(Figure dataset records)
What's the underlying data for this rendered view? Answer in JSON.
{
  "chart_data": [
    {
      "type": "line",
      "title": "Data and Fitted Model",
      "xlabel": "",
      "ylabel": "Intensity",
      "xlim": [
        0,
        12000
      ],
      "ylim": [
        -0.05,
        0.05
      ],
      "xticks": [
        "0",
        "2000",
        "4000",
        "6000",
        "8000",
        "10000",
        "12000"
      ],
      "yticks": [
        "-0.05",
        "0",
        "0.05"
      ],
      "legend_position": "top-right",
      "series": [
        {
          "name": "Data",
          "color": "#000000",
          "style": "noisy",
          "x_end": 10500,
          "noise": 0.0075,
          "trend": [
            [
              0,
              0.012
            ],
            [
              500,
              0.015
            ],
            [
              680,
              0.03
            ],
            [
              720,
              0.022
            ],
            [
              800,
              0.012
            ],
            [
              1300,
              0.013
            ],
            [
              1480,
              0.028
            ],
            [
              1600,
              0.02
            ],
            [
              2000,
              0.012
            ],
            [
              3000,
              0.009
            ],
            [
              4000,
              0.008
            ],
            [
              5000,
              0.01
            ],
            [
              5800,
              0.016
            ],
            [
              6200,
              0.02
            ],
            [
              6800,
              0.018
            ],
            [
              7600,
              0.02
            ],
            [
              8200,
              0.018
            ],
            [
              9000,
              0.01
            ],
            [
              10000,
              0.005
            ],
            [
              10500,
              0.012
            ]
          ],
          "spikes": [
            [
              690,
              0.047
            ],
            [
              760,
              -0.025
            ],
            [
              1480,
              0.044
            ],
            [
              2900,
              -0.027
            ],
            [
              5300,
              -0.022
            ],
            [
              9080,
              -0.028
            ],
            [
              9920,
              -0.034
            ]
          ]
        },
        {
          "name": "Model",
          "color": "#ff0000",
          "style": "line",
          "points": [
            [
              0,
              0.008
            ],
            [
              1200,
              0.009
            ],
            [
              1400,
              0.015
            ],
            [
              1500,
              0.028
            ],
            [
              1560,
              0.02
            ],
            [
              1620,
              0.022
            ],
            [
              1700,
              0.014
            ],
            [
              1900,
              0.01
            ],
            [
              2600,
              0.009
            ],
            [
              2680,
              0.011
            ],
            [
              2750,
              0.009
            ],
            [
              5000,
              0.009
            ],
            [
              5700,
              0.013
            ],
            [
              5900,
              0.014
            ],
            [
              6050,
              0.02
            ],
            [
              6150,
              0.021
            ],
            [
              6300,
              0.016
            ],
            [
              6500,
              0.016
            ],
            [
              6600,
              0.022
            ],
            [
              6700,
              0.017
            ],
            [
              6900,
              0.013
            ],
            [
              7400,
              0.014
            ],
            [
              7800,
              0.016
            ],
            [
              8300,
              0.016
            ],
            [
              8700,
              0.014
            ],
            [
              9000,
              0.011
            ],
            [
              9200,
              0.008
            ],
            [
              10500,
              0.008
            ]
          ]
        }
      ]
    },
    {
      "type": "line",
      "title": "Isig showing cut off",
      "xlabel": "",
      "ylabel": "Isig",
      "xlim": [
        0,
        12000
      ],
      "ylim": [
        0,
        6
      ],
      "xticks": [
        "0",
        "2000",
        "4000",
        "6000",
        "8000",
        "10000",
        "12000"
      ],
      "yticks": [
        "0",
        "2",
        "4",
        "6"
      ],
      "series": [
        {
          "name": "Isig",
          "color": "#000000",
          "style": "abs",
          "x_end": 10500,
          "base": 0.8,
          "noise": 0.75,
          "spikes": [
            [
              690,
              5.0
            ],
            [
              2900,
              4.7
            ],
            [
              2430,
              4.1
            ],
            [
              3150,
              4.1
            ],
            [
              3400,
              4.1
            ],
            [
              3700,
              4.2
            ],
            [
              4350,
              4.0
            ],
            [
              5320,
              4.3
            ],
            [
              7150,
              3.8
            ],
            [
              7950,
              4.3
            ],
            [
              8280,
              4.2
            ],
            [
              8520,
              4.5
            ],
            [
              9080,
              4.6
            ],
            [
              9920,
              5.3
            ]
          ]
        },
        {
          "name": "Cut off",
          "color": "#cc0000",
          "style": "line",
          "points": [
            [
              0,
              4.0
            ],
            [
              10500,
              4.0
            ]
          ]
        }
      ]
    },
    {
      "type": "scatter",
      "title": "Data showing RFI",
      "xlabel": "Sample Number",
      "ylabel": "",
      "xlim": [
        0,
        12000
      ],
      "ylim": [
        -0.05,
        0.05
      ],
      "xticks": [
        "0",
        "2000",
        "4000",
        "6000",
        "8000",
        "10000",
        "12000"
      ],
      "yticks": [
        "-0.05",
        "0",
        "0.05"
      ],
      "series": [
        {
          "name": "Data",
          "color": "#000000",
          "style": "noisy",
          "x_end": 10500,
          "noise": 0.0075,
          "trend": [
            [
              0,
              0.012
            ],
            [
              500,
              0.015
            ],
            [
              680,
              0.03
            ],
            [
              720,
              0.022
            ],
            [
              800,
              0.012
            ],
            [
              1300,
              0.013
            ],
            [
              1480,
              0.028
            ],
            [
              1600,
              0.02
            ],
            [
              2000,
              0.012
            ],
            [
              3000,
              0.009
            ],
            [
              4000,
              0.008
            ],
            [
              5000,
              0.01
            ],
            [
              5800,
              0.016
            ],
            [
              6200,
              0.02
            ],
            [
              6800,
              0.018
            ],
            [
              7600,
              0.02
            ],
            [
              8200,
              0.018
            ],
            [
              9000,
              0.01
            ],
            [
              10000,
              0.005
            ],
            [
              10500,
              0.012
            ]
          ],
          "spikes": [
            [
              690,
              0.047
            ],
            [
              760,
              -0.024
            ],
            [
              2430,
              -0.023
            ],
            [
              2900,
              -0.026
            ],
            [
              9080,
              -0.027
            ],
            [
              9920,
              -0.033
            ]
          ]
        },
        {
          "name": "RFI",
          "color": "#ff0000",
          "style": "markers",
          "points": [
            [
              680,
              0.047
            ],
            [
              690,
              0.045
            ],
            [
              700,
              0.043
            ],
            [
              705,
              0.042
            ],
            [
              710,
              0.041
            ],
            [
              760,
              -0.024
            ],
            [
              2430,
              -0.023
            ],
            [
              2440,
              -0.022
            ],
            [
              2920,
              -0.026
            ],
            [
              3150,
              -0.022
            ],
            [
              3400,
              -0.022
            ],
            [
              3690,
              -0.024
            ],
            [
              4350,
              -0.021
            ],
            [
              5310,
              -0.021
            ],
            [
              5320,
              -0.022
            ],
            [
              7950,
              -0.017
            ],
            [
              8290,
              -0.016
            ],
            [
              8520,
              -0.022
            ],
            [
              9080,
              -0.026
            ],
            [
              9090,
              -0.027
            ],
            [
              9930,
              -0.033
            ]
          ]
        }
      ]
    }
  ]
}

__Given instruction__:
List each line of the entries that holds the string "name".

__Output for this task__:
          "name": "Data",
          "name": "Model",
          "name": "Isig",
          "name": "Cut off",
          "name": "Data",
          "name": "RFI",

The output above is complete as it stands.